_Requirement_
Across the records that follow, determine how many lines contain "sido" and give only the resulting number.

(Structured page parsing data)

┄┄┄┄┄┄

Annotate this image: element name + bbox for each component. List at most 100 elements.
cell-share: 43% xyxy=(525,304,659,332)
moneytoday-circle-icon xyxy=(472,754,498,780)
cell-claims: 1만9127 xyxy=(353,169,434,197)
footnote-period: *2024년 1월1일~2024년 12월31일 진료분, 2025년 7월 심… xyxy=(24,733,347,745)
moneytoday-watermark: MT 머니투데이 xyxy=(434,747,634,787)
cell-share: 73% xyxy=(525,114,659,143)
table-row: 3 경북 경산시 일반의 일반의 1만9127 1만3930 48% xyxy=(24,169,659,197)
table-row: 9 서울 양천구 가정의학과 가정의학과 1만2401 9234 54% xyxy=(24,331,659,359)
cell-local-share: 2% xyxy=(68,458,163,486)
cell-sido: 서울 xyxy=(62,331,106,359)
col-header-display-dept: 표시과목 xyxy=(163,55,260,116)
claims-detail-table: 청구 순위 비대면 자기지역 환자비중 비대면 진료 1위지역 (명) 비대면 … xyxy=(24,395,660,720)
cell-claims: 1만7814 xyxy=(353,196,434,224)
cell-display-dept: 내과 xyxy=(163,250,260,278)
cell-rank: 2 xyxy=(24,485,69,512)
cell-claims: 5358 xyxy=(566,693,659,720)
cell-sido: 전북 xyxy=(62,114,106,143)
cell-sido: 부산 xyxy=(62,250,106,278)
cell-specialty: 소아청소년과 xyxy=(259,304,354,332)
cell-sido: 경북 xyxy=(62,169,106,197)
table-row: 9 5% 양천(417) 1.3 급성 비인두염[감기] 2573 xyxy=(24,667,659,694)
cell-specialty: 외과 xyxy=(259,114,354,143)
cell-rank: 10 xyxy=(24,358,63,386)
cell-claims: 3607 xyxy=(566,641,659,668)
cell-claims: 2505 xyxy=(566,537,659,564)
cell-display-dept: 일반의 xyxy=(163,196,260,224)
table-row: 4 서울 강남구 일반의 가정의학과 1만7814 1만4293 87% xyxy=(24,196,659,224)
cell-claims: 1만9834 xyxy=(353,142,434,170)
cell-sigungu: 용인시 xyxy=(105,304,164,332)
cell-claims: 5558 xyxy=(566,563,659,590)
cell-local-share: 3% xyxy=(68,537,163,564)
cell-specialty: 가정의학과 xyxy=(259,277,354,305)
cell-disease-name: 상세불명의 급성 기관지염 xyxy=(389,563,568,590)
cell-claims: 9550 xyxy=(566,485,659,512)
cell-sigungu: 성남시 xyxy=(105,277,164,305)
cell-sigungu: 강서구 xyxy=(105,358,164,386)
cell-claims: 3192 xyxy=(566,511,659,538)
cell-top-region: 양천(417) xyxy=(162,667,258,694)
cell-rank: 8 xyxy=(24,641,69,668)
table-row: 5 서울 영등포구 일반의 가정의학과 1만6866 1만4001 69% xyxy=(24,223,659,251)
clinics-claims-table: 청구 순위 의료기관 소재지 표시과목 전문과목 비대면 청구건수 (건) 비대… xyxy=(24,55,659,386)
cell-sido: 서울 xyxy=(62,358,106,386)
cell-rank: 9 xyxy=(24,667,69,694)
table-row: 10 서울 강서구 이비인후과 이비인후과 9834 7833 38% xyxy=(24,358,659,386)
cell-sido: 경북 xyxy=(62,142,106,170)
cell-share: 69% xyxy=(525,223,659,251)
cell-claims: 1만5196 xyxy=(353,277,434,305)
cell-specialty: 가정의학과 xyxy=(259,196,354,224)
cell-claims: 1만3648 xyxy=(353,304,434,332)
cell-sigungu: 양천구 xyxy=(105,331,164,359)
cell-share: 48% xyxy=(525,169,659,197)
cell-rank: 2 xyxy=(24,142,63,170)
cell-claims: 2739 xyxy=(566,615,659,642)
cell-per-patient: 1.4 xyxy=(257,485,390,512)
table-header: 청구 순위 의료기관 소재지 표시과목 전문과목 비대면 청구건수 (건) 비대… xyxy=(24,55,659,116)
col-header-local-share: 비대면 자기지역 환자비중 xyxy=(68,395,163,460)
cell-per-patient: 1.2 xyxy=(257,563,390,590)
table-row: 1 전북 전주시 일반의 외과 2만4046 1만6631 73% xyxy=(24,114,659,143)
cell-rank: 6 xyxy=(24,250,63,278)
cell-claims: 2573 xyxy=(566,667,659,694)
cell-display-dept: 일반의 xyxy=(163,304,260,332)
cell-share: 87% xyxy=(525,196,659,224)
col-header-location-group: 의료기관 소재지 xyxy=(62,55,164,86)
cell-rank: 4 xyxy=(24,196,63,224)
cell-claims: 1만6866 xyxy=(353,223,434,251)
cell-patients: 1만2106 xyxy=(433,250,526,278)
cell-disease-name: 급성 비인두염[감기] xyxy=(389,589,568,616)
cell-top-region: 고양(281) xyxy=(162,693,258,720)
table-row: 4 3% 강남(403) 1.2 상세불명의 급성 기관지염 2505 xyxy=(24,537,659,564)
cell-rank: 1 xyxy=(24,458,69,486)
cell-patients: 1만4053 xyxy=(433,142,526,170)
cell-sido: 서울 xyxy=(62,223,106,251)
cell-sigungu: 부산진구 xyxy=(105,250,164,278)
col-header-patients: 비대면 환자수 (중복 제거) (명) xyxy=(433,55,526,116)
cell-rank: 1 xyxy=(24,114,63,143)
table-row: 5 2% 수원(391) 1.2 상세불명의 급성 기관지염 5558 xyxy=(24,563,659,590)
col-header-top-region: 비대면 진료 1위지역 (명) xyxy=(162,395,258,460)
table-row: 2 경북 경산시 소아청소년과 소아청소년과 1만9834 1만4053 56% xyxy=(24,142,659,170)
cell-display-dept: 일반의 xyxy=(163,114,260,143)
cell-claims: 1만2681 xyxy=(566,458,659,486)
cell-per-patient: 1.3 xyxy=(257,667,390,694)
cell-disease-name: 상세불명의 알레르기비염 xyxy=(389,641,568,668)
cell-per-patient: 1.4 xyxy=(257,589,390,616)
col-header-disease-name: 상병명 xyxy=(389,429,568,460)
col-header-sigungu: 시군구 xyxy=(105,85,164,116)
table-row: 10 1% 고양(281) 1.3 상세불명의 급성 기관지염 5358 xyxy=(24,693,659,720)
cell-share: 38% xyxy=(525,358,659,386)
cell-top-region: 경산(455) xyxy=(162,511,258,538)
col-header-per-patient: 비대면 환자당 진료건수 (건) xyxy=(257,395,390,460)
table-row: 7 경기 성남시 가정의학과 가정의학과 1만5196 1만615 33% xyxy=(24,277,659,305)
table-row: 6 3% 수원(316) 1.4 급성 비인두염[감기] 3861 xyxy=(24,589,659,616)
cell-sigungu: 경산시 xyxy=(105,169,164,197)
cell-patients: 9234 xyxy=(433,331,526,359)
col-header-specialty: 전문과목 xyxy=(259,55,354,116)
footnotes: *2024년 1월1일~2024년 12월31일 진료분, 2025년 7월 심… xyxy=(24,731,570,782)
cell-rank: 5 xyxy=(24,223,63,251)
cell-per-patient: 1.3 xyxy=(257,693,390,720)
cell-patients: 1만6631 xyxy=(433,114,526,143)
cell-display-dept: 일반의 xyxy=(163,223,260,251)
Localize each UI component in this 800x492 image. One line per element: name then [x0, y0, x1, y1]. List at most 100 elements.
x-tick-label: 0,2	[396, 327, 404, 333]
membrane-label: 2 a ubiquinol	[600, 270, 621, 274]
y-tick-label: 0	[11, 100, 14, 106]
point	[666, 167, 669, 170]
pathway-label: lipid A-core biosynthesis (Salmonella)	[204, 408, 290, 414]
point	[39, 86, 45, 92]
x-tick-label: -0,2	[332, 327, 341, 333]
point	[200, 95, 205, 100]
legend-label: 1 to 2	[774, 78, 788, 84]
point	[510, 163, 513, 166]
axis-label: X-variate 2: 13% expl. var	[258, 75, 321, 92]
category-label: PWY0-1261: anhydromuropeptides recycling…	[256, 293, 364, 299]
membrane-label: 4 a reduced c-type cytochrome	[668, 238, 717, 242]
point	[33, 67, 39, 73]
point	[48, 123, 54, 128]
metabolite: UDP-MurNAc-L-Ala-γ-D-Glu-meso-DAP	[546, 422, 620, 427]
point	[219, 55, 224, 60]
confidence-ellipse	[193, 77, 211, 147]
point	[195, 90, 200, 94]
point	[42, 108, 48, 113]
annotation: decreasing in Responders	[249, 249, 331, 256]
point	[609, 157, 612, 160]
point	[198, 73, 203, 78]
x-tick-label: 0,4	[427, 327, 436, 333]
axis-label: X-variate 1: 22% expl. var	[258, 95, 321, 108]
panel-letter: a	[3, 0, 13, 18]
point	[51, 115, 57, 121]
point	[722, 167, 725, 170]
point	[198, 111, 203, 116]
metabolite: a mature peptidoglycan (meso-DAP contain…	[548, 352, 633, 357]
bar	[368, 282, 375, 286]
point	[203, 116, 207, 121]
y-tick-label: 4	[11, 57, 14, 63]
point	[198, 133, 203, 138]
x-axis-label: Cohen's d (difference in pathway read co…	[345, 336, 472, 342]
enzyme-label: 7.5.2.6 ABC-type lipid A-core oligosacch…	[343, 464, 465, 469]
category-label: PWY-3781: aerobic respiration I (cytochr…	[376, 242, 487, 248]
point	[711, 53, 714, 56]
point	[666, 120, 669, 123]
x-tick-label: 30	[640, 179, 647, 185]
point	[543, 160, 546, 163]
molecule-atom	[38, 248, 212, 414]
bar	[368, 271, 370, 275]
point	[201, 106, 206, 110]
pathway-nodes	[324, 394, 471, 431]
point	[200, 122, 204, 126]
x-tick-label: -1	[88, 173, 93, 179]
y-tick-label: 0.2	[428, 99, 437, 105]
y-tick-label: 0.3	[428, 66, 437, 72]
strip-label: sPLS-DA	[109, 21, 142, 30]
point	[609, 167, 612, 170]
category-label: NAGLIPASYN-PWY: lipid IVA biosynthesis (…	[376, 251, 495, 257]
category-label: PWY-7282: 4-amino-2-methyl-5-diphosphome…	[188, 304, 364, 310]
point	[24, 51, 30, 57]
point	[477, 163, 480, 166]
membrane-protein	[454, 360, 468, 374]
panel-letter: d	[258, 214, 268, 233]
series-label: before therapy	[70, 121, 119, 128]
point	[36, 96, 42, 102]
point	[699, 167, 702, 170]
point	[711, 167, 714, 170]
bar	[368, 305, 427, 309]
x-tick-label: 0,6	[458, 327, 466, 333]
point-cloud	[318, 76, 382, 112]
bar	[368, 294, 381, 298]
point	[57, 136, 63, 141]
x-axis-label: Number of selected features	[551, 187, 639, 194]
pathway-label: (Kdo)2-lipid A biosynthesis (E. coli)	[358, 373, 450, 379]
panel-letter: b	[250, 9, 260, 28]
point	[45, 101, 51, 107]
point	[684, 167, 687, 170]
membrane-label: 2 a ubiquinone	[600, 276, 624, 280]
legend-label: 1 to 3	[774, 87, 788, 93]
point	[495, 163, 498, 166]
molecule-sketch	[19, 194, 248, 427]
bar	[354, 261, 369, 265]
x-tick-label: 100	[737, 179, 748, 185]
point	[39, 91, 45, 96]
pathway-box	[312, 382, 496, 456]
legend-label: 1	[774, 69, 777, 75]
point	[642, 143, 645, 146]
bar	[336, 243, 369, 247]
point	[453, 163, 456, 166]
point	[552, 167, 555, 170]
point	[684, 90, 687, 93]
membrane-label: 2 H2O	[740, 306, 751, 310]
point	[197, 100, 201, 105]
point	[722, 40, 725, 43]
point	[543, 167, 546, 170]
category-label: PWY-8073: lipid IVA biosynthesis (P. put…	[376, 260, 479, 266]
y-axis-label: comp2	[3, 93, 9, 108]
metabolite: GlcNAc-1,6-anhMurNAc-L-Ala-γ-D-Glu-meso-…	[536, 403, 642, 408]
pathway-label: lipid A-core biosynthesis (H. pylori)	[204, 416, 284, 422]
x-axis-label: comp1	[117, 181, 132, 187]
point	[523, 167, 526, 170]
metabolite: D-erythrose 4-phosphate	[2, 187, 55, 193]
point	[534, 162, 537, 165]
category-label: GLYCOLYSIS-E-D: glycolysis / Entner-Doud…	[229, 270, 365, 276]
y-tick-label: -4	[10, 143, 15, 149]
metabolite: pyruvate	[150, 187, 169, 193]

┄┄┄┄┄┄

_Response to the task_
7